_WHAT IS EXPECTED_
Reproduce the data verbatim from its first line through the line containing "181 663 190</box>", with both of those lines included.

_MATERIAL FOR THIS EXERCISE_
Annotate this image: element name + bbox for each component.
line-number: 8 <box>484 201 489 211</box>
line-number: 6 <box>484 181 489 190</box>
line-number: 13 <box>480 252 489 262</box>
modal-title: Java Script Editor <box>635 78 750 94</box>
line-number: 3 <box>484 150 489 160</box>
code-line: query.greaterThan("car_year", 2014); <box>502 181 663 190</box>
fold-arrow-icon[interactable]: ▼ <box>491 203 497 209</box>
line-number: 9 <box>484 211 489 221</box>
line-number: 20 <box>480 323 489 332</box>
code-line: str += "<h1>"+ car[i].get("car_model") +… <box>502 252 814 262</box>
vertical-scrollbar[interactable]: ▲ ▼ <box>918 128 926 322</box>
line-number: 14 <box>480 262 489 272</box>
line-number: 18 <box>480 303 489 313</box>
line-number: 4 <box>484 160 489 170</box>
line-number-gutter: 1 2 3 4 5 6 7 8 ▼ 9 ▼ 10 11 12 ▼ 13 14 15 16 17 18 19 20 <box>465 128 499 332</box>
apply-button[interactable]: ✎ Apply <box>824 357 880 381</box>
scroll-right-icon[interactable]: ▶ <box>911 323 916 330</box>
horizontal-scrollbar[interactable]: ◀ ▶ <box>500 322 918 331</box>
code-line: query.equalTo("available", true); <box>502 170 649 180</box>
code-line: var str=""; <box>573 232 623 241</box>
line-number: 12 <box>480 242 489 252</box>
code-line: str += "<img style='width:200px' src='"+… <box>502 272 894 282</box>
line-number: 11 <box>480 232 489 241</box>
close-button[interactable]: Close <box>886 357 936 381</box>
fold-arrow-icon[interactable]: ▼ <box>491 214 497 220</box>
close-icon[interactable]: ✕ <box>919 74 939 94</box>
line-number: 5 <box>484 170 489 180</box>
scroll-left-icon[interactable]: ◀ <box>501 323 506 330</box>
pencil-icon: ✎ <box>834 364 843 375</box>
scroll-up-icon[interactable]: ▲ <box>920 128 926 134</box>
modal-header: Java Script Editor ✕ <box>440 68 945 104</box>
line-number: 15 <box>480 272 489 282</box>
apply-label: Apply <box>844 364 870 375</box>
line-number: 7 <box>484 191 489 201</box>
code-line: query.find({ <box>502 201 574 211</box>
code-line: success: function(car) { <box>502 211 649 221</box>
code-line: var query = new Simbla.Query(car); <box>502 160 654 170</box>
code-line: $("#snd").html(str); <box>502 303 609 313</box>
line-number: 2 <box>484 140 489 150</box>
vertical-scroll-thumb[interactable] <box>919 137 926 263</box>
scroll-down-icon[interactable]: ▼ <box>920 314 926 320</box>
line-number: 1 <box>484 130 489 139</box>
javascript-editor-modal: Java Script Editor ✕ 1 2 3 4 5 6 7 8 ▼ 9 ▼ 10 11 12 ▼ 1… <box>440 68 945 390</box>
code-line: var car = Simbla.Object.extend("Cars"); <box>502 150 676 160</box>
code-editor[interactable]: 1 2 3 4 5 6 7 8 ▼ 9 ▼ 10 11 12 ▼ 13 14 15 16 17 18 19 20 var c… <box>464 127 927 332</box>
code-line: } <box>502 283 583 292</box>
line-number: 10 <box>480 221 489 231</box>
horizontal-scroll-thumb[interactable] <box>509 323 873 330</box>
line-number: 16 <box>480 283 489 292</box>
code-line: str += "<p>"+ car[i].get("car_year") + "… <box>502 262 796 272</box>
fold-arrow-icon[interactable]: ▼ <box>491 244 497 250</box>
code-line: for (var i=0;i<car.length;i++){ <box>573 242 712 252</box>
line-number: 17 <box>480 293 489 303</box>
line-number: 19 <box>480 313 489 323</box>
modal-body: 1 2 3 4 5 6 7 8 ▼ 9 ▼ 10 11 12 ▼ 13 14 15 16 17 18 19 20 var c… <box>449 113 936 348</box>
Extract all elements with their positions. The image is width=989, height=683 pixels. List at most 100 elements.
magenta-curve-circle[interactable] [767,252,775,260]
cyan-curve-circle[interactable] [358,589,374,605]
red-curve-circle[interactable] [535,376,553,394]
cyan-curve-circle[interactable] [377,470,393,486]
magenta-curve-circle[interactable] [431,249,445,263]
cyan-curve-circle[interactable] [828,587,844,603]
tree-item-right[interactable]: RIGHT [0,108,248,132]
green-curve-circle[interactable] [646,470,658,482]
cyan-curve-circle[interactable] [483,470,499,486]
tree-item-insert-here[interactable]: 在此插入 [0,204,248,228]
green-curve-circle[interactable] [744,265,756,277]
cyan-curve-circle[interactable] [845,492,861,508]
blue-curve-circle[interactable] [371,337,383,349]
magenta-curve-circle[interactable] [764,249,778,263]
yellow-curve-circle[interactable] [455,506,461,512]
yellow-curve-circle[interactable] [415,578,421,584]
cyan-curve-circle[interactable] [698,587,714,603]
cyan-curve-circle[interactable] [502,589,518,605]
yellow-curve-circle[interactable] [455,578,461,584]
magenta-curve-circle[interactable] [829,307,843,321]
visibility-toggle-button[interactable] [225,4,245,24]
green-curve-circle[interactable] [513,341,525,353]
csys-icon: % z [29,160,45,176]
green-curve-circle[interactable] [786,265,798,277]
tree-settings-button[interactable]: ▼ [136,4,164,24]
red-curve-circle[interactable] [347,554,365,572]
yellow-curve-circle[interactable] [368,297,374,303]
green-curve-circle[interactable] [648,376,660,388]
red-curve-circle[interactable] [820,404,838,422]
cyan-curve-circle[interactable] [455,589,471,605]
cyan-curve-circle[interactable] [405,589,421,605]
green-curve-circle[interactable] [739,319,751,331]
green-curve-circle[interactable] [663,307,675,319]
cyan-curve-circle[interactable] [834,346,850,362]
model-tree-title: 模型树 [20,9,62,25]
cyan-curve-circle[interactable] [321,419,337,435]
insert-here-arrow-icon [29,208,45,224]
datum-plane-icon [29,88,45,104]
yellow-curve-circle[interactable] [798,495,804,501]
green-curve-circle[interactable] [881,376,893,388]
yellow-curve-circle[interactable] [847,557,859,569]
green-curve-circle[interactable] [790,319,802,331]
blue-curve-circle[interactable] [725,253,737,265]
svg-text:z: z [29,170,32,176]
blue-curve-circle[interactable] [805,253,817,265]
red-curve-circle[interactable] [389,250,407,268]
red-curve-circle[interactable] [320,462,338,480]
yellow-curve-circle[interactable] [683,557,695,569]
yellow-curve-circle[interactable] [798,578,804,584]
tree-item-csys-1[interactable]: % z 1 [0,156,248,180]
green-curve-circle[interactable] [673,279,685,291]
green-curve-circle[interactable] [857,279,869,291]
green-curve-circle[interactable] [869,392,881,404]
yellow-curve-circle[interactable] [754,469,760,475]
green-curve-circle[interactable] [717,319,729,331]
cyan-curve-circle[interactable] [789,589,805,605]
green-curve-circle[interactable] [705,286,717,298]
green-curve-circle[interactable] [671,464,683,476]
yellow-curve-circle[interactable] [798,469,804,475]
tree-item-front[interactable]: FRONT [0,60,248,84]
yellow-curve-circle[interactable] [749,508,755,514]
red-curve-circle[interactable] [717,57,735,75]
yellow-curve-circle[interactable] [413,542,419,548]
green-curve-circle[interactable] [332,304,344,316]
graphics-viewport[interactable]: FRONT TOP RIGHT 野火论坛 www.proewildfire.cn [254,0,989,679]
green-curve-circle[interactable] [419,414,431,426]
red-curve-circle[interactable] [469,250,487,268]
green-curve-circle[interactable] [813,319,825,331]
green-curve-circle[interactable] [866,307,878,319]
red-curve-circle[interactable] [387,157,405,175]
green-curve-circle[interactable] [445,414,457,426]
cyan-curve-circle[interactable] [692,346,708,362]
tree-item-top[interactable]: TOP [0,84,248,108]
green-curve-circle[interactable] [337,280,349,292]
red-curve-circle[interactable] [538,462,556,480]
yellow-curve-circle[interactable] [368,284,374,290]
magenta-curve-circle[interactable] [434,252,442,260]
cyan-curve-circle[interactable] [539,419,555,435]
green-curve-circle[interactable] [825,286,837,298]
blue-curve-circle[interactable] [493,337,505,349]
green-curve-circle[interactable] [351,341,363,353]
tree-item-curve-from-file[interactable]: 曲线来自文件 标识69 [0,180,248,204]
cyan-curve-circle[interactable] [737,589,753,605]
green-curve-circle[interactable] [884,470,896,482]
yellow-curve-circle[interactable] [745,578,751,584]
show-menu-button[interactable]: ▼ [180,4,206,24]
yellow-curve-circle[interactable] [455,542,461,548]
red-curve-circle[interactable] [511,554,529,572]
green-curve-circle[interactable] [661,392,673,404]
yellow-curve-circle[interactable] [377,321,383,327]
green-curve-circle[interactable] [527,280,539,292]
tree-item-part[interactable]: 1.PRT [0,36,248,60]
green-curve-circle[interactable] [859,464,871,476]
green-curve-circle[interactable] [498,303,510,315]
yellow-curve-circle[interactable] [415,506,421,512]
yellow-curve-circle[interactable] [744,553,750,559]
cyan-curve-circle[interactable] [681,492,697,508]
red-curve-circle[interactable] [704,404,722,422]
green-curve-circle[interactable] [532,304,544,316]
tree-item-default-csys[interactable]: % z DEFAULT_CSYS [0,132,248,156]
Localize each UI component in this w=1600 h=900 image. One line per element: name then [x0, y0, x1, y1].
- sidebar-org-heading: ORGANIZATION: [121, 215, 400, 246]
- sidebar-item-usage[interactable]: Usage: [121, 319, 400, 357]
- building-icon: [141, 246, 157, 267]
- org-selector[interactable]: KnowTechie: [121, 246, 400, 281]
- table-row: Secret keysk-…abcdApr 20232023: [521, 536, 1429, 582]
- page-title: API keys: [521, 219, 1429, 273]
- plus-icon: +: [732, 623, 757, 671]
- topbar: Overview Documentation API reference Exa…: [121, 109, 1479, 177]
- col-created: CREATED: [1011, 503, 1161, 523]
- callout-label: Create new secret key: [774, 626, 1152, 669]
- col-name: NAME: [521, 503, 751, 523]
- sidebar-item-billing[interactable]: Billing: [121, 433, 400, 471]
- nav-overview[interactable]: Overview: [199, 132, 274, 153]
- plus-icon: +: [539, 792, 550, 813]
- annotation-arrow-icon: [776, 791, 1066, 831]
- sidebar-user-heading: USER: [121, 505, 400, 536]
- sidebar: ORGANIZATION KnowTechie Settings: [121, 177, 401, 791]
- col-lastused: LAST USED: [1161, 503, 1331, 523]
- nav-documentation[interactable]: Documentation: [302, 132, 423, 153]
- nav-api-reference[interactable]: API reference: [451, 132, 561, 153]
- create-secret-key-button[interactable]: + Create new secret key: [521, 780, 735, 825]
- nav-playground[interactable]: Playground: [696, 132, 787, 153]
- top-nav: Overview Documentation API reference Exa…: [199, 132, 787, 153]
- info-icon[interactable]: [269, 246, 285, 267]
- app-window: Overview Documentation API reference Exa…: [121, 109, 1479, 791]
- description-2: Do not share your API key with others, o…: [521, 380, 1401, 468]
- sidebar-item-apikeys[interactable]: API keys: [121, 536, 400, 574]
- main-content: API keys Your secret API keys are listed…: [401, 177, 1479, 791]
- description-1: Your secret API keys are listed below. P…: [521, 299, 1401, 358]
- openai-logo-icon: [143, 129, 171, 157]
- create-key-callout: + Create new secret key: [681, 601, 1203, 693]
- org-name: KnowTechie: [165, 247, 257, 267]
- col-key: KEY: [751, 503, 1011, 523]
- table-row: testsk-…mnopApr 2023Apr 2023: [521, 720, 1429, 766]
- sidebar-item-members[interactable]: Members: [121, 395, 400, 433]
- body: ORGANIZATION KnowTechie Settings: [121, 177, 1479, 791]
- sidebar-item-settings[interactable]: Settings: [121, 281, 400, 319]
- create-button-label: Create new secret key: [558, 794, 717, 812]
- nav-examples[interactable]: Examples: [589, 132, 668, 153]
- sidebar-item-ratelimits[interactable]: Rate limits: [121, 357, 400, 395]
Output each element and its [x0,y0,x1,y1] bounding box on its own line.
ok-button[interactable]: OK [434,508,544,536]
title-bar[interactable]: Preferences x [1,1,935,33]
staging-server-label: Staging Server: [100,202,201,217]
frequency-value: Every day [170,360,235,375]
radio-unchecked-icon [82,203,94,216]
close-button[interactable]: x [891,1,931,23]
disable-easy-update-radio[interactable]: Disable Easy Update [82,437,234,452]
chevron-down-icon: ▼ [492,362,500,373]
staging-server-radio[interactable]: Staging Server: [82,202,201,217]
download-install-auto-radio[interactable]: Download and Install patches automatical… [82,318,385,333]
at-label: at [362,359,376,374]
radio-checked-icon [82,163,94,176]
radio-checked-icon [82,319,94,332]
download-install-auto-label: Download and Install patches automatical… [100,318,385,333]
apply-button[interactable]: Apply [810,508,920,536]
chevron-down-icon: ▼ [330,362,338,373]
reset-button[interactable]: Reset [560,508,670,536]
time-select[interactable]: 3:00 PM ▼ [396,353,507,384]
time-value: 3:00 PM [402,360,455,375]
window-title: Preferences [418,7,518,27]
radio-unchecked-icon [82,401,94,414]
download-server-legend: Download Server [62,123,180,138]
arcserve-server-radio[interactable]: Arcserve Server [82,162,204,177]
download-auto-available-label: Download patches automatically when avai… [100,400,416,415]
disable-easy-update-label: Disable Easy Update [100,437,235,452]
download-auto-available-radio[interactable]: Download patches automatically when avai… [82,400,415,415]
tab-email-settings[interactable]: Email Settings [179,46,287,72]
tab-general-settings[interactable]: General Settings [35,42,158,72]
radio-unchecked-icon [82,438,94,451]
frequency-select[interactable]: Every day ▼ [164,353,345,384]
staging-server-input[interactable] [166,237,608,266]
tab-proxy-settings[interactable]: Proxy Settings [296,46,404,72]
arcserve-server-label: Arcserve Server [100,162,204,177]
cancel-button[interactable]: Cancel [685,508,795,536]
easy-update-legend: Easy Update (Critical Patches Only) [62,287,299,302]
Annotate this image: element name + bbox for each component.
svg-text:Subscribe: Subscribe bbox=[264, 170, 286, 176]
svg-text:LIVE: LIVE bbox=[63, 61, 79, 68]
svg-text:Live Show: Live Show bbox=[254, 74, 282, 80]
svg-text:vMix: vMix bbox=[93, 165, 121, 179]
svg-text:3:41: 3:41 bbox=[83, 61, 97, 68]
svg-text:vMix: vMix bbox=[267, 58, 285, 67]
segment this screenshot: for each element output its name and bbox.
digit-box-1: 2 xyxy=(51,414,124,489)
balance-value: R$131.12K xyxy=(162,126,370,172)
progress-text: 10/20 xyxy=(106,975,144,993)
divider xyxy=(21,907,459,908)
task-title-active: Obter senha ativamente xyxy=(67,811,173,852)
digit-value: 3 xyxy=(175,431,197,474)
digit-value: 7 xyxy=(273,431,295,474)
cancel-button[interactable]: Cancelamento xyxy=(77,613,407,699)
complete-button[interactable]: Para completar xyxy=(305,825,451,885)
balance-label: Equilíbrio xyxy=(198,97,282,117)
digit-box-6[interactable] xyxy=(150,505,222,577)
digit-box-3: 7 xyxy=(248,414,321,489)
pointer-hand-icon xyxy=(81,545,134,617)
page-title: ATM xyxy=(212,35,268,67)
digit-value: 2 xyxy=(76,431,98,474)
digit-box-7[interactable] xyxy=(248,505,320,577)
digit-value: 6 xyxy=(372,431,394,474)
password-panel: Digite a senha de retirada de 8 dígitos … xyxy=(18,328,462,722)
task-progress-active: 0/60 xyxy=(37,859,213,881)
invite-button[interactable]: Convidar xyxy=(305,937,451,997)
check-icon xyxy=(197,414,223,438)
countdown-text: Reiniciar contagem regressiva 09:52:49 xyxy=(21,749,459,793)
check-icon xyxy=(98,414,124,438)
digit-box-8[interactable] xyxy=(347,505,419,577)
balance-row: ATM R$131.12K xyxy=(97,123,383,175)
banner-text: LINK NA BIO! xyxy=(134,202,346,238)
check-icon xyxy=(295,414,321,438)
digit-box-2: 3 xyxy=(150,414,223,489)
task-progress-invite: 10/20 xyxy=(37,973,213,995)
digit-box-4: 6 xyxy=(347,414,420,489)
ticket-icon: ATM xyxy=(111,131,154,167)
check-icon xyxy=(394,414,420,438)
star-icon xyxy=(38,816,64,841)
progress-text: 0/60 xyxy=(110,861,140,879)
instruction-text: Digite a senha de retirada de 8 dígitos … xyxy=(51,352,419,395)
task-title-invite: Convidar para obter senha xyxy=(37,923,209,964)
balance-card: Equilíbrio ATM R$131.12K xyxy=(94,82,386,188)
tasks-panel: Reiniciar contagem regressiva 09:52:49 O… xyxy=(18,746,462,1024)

_EXERCISE ANSWER_
Annotate this image: element name + bbox for each component.
line-number: 8 <box>484 201 489 211</box>
line-number: 6 <box>484 181 489 190</box>
line-number: 13 <box>480 252 489 262</box>
modal-title: Java Script Editor <box>635 78 750 94</box>
line-number: 3 <box>484 150 489 160</box>
code-line: query.greaterThan("car_year", 2014); <box>502 181 663 190</box>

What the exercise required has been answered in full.